- EXERCICE ÉCRIT
Répondez aux questions suivantes d'après l'extrait du document :
(a) Combien de titres du Grand Chelem Billie Jean King remporte-t-elle en 1972 ?
(b) Quel ancien numéro un mondial la met au défi de l'affronter en match simple ?
(c) En quelle année Jonathan Dayton et Valerie Faris avaient-ils proposé Ruby Sparks ?

- EXTRAIT DU DOCUMENT
• • • • • • •
Synopsis : 1972. La championne de tennis Billie Jean King remporte trois titres du Grand Chelem. Mais loin de se satisfaire de son palmarès, elle s’engage dans un combat pour que les femmes soient aussi respectées que les hommes sur les courts de tennis. C’est alors que l’ancien numéro un mondial Bobby Riggs, profondément misogyne et provocateur, met Billie Jean au défi de l’affronter en match simple…
Acteurs : Emma Stone, Elisabeth Shue, Steve Carell, Andrea Riseborough, Jessica McNamee, Chris Parnell, Sarah Silverman, Alan Cumming.
En 2012, six ans après le road movie Little Miss Sunshine, les époux Jonathan Dayton et Valerie Faris nous avaient proposé Ruby Sparks (Elle s’appelle Ruby). Un film intéressant qui n’égalait pas le précédent. C’était un conte romantique, bien interprété par Paul Dano et Zoe Kazan (la scénariste et qui partage également sa vie avec Paul dans la vie "réelle") et qui invitait à réfléchir sur la relation avec son conjoint et les dangers de vouloir qu’elle (il) soit ce que l’on désire !
• • • • • • •
- DONNÉES EXTRAITES
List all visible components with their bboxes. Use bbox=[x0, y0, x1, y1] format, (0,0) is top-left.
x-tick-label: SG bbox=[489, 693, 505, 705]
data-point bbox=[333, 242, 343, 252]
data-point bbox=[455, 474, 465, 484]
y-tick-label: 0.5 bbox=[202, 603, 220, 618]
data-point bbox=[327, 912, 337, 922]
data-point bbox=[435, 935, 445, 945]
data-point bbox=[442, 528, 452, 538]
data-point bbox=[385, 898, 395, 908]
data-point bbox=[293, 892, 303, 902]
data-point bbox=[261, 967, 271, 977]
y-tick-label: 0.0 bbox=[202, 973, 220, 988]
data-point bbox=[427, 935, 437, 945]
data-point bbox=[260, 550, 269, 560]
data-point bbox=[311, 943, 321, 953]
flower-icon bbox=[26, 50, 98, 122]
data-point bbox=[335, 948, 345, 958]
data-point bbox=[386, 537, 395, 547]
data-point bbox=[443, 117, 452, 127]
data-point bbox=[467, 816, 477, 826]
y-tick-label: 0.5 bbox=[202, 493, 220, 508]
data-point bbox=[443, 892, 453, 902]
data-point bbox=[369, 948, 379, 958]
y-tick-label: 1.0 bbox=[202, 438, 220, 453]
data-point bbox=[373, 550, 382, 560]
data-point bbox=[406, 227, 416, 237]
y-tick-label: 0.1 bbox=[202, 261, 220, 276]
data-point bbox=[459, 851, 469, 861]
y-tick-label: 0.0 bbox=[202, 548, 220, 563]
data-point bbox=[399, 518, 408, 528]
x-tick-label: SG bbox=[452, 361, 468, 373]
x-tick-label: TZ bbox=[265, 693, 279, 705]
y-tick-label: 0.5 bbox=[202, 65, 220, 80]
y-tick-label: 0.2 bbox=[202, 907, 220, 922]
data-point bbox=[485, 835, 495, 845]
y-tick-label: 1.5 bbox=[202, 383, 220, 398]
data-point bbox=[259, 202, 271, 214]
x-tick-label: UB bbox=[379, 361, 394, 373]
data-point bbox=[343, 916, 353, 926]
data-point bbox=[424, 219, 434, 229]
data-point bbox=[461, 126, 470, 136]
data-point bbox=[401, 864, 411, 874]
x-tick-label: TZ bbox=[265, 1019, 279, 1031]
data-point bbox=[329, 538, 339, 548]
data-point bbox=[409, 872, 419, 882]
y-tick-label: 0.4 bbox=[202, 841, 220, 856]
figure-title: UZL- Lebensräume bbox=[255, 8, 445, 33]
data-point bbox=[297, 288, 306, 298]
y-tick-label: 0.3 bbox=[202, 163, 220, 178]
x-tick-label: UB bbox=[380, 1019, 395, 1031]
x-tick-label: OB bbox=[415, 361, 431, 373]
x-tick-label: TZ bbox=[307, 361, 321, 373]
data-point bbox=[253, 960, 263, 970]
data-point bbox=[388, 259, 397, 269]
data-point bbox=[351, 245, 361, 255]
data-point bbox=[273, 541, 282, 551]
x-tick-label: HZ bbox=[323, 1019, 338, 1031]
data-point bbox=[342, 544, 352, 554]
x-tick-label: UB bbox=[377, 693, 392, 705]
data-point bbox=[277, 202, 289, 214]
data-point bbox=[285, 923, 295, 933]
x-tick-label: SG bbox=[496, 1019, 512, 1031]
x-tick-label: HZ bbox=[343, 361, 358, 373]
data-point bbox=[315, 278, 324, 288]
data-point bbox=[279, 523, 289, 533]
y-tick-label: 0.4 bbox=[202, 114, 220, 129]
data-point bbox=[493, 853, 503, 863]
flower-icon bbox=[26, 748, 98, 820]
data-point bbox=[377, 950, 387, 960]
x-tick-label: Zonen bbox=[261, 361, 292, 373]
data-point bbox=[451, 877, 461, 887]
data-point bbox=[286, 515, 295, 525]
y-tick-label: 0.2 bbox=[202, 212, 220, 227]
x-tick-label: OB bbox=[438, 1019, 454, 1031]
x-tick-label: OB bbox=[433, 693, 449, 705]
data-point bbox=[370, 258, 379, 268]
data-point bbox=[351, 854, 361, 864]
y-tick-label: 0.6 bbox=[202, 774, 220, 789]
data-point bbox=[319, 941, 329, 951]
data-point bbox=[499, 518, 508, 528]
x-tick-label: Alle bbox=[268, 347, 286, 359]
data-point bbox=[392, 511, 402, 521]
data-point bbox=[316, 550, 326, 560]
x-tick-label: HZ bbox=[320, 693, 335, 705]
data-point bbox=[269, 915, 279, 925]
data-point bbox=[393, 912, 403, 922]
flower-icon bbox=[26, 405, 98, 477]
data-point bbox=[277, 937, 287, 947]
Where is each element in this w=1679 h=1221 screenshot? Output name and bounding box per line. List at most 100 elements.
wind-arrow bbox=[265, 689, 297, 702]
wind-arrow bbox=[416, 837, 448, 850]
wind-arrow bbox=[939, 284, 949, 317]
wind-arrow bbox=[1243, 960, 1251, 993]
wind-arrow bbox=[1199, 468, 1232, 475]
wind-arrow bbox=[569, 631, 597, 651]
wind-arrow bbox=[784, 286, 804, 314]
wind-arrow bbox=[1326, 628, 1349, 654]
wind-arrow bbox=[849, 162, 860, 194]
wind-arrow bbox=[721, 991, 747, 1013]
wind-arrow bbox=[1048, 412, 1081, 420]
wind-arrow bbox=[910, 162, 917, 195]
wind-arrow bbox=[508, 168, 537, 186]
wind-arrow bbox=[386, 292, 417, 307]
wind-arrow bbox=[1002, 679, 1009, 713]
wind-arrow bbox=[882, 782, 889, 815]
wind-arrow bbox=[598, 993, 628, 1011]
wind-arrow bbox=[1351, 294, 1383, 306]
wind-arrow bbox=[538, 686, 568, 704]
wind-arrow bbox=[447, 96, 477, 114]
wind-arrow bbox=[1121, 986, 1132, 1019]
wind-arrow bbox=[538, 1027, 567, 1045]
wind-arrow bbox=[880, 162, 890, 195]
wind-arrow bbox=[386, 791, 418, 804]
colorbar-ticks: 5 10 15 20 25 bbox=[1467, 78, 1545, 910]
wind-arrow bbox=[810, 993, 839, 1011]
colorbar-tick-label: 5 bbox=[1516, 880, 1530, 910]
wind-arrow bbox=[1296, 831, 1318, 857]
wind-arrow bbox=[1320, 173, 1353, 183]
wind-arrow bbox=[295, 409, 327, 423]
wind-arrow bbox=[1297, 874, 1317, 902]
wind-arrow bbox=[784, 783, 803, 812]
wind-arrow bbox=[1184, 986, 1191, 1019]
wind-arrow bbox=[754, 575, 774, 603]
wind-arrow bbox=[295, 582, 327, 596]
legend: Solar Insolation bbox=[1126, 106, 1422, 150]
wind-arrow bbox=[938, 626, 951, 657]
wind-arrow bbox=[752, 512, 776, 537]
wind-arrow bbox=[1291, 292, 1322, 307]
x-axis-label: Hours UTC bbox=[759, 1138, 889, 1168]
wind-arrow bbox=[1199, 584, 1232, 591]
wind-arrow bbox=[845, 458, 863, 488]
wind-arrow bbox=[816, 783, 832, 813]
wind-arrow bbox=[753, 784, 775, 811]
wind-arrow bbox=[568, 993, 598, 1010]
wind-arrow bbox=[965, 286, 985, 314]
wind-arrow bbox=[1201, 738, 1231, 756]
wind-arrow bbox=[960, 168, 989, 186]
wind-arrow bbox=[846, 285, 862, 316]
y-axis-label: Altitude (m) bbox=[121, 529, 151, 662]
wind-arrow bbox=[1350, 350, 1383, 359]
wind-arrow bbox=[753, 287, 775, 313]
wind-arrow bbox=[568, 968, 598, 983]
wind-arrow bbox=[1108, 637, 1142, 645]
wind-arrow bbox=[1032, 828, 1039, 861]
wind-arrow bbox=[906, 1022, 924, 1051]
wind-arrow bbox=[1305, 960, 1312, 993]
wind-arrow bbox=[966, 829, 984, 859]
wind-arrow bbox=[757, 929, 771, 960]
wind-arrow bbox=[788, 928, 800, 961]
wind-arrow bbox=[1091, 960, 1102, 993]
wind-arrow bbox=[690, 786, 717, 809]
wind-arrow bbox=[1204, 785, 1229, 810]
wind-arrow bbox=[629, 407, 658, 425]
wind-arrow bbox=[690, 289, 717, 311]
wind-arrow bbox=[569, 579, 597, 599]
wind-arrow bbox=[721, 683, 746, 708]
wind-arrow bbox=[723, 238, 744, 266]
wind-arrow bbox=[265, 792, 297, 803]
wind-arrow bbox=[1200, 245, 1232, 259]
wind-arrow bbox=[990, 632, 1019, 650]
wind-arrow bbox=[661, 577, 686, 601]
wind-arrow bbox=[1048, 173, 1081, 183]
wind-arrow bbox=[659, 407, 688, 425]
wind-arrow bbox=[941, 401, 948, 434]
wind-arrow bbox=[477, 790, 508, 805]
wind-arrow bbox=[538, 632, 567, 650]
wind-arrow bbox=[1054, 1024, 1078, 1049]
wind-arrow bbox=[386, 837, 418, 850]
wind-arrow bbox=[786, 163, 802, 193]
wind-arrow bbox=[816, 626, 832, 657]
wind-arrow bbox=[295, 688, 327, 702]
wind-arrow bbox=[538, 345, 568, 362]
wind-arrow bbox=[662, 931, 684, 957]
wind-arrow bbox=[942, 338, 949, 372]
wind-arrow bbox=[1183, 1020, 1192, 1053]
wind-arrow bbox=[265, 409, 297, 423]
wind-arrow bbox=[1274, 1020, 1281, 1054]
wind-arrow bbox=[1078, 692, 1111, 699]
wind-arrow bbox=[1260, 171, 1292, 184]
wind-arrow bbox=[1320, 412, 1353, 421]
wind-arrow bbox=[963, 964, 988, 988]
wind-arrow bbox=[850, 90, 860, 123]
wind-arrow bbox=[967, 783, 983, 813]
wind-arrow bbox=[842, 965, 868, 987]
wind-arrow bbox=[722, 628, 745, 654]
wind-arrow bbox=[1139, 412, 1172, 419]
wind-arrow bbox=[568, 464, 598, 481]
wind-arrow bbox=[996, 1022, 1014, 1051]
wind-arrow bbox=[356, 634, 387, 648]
• • • • • • •
- RÉSULTAT ATTENDU
(a) Trois titres.
(b) Bobby Riggs.
(c) En 2012.